Task inputs:

------------------------------------

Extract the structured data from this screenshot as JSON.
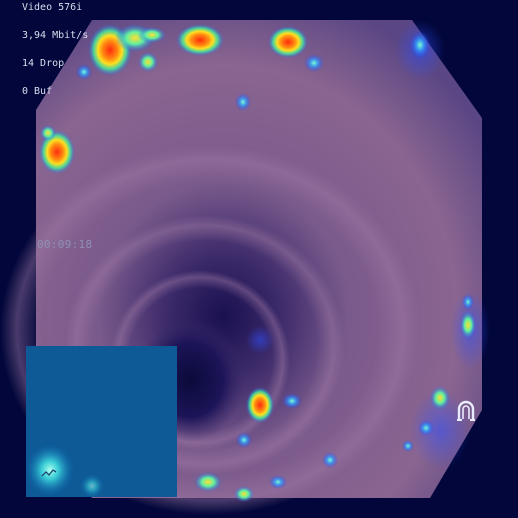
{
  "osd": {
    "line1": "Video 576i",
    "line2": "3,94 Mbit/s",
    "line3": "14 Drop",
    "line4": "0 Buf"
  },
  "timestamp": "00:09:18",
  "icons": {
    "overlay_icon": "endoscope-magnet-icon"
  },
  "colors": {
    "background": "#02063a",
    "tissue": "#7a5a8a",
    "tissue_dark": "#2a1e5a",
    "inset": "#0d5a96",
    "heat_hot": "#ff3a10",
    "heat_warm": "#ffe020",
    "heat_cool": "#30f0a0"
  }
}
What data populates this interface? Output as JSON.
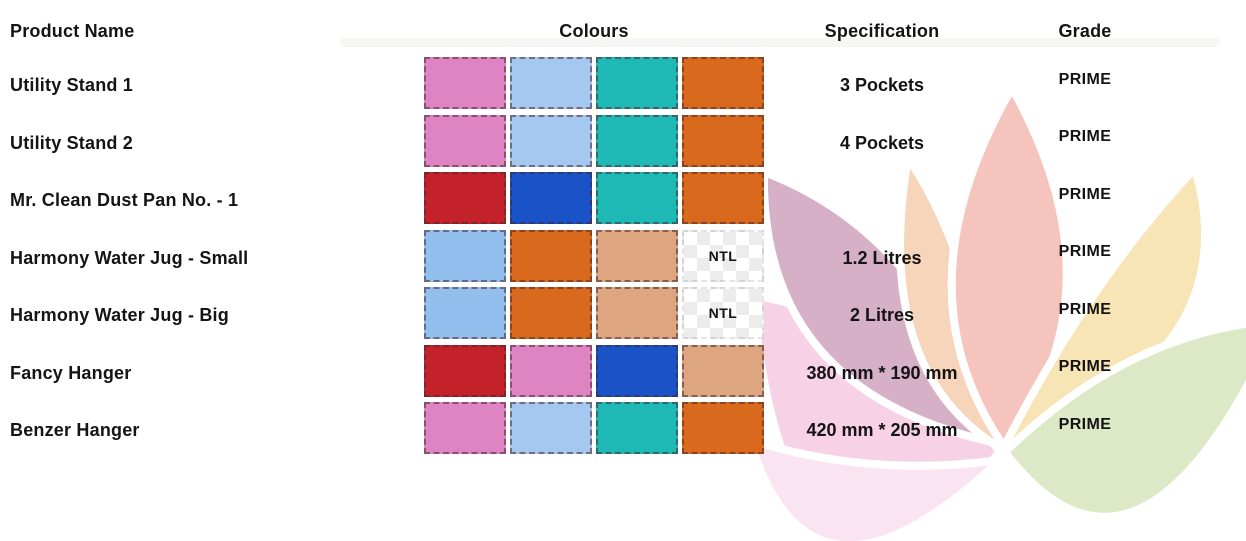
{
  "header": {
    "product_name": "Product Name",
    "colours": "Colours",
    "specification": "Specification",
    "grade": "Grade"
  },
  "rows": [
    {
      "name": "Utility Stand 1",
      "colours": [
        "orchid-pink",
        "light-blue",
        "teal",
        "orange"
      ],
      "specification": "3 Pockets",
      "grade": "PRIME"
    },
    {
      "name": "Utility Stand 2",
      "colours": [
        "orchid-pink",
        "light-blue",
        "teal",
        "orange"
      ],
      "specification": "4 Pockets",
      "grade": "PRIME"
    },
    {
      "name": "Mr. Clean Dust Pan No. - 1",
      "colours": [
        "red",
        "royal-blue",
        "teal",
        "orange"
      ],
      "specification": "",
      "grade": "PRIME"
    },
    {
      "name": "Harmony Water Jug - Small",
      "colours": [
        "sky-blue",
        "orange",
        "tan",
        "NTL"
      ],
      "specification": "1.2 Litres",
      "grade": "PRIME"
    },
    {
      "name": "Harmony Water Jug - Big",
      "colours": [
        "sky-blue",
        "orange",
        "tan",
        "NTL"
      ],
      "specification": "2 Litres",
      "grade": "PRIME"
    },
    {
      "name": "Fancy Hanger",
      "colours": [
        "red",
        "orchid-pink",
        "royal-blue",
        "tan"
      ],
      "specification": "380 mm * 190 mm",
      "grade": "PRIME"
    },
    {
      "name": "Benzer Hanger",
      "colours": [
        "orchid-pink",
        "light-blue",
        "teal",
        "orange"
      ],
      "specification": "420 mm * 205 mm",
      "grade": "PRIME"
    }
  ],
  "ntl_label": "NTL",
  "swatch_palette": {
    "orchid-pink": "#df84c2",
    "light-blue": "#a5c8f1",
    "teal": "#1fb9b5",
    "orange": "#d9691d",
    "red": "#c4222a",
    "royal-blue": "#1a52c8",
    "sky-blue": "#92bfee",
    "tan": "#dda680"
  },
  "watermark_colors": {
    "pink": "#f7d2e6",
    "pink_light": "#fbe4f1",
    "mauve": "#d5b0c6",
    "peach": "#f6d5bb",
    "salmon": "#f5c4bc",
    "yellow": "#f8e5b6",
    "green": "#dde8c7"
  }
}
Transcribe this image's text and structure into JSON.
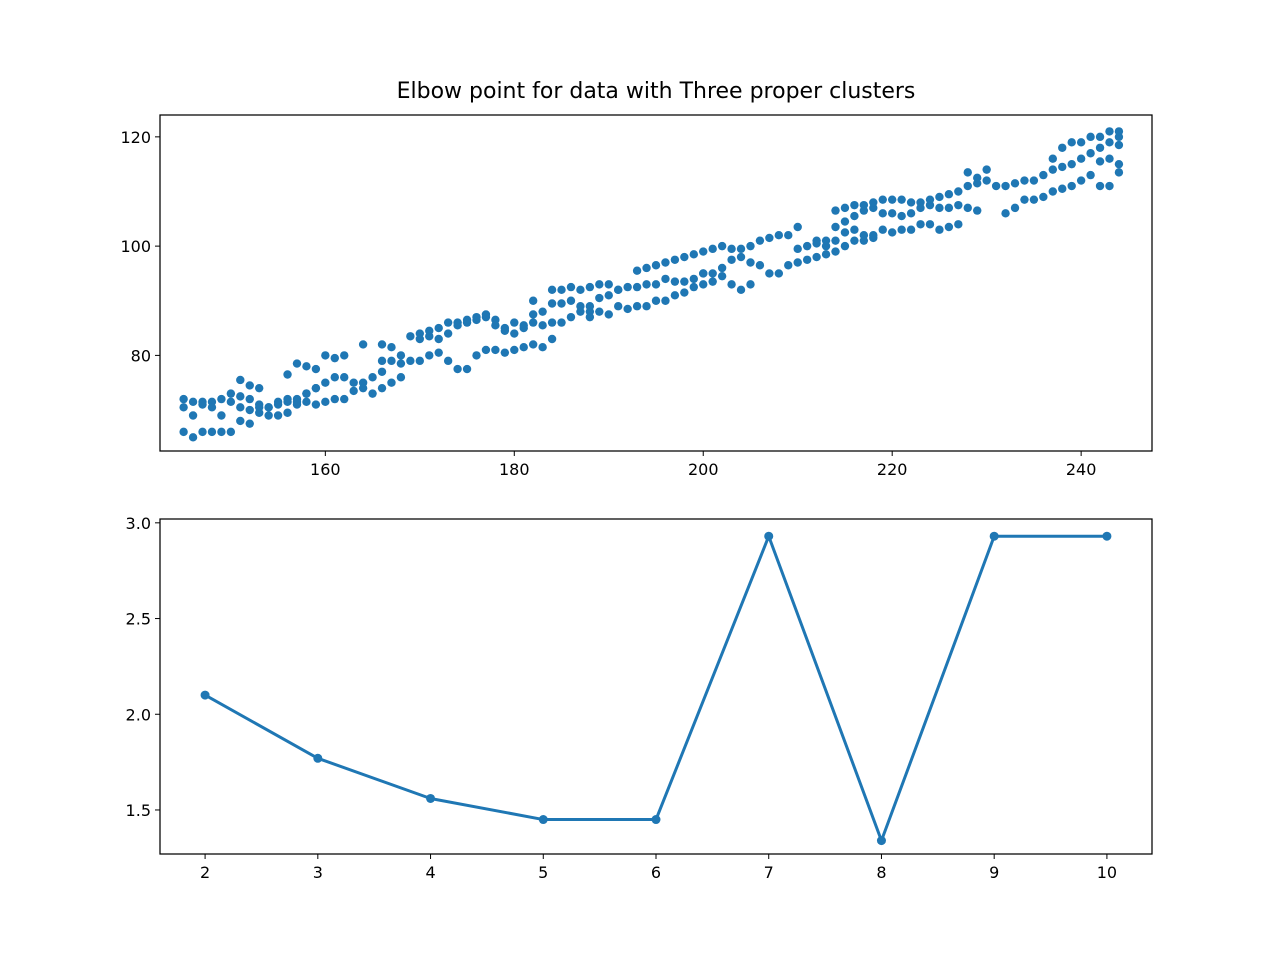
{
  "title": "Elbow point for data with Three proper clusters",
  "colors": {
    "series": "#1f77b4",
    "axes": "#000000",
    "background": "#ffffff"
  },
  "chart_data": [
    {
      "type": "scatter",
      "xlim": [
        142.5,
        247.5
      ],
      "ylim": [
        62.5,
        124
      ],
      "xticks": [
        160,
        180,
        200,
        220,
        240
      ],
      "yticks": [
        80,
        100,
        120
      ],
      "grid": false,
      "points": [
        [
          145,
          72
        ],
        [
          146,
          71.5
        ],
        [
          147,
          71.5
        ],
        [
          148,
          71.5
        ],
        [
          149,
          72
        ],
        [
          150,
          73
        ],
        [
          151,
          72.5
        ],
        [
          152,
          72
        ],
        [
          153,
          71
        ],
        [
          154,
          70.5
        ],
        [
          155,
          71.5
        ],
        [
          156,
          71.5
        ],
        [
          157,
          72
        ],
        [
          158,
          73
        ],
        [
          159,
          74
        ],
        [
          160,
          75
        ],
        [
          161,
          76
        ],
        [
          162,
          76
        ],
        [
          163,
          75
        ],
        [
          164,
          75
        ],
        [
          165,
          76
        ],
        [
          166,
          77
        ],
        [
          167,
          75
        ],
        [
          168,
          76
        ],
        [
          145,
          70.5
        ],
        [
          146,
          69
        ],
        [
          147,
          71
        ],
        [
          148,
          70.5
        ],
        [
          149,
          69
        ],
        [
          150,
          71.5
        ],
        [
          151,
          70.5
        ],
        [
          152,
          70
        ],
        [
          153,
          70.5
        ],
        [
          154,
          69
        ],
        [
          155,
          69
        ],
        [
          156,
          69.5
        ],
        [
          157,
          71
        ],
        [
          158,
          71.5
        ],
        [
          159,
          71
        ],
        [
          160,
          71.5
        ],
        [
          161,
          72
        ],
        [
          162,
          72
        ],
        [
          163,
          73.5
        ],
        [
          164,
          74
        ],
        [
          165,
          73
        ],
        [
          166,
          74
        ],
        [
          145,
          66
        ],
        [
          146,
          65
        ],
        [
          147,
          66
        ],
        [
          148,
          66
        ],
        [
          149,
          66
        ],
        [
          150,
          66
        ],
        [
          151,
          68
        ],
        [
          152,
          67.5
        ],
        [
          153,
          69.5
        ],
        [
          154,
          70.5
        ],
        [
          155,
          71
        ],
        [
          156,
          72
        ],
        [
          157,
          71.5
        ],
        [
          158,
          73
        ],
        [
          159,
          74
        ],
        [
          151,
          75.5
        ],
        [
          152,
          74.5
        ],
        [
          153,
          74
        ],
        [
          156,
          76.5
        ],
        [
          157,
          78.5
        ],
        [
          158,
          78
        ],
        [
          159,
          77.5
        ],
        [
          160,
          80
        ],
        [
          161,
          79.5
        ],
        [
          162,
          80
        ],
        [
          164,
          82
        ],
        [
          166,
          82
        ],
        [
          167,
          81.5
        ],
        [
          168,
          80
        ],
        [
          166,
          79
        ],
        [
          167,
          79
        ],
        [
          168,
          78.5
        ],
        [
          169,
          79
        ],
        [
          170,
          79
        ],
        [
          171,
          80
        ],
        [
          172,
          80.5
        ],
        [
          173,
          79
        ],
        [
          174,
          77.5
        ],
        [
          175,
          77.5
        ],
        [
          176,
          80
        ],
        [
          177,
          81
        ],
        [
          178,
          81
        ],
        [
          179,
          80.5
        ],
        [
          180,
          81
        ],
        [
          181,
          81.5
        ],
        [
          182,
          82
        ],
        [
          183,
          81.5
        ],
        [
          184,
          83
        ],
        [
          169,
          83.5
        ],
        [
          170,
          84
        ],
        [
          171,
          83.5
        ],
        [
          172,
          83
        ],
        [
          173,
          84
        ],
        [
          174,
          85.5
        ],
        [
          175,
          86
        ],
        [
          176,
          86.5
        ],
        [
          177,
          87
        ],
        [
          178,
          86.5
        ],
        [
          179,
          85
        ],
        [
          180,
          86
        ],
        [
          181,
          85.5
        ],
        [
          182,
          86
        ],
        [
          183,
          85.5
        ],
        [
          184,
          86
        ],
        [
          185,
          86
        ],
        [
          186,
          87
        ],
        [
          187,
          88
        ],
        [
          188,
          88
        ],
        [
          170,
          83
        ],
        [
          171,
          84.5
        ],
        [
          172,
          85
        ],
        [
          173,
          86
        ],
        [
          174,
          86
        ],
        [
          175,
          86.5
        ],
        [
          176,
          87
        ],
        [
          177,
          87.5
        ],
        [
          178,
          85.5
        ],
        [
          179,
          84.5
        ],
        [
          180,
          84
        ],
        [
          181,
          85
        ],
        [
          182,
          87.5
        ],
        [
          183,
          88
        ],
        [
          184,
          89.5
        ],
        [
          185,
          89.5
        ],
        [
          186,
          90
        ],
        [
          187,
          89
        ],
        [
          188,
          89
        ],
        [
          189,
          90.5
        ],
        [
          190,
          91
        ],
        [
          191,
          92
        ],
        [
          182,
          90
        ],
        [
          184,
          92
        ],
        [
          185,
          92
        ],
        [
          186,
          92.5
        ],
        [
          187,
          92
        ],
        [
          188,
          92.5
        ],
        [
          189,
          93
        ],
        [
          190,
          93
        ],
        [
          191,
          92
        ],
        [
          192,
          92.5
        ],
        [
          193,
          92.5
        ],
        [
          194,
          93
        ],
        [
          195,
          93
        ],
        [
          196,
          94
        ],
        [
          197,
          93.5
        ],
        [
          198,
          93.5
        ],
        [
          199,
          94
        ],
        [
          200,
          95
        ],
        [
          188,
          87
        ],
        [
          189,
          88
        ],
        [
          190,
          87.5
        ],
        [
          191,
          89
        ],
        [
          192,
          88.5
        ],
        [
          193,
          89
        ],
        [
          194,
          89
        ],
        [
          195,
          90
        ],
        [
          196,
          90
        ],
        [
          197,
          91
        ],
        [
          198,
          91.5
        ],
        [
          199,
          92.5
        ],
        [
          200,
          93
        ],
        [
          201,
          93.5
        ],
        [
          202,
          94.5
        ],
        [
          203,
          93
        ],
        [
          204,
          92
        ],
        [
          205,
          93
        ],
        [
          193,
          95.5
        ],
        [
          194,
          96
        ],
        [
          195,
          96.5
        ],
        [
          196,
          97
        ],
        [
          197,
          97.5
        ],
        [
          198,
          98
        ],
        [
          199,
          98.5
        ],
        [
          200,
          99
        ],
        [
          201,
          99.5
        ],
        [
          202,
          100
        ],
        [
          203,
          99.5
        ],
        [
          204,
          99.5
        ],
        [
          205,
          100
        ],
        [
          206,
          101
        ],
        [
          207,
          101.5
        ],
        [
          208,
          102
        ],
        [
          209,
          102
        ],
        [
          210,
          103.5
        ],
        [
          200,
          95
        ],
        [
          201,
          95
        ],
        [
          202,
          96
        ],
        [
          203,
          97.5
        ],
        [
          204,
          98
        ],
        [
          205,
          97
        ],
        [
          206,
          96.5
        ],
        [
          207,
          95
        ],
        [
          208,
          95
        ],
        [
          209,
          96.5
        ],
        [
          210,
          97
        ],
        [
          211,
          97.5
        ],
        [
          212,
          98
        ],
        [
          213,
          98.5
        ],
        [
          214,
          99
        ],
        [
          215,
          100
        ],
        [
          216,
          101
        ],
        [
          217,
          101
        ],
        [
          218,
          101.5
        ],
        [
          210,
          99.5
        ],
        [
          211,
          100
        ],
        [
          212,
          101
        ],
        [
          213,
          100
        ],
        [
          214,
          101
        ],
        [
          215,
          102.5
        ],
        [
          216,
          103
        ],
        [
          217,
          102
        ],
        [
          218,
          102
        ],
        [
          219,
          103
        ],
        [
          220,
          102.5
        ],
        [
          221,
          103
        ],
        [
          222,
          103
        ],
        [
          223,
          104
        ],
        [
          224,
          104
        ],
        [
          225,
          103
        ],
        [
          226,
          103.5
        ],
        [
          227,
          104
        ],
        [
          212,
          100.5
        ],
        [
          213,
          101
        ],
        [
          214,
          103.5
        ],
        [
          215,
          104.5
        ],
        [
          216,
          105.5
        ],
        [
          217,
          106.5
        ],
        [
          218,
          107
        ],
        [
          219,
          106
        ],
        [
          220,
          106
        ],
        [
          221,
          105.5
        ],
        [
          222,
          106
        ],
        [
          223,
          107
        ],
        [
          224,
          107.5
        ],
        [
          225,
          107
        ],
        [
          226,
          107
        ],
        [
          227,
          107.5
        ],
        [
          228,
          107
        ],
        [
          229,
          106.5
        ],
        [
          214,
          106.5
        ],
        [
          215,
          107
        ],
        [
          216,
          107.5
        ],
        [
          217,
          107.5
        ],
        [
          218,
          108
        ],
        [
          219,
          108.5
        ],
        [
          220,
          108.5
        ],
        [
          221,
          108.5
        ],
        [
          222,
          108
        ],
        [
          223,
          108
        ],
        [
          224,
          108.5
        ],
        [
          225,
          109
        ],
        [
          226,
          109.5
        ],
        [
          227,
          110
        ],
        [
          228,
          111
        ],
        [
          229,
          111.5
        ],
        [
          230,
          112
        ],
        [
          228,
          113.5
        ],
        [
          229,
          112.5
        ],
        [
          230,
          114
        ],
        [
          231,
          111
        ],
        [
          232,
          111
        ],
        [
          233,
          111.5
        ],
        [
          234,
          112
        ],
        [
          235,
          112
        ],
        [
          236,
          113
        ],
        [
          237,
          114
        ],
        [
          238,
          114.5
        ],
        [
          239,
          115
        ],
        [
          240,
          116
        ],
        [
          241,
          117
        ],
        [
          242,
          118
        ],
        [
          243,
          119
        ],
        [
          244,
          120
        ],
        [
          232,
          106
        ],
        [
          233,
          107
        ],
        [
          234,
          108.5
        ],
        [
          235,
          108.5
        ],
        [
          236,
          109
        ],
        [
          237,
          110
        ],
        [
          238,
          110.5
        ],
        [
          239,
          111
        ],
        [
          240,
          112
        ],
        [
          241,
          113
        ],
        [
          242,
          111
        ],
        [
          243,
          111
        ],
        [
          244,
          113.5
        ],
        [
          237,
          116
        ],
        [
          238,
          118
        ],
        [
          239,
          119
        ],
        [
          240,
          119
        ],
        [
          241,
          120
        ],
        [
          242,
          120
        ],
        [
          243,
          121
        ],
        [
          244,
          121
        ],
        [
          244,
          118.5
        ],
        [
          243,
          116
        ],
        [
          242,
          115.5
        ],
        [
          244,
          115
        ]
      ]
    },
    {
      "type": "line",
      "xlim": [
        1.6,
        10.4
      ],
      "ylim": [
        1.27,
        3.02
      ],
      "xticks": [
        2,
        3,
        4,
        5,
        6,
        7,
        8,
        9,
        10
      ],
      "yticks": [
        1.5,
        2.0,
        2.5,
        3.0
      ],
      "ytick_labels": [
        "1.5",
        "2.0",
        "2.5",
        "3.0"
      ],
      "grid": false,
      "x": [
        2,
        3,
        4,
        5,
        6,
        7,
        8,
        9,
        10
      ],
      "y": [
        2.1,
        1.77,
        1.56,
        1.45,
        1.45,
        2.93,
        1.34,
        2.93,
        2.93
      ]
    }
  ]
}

------------------------------------

Short problem:
Working from the entries above, return all lines that contain "Hanger".

Response to this task:
      "name": "Fancy Hanger",
      "name": "Benzer Hanger",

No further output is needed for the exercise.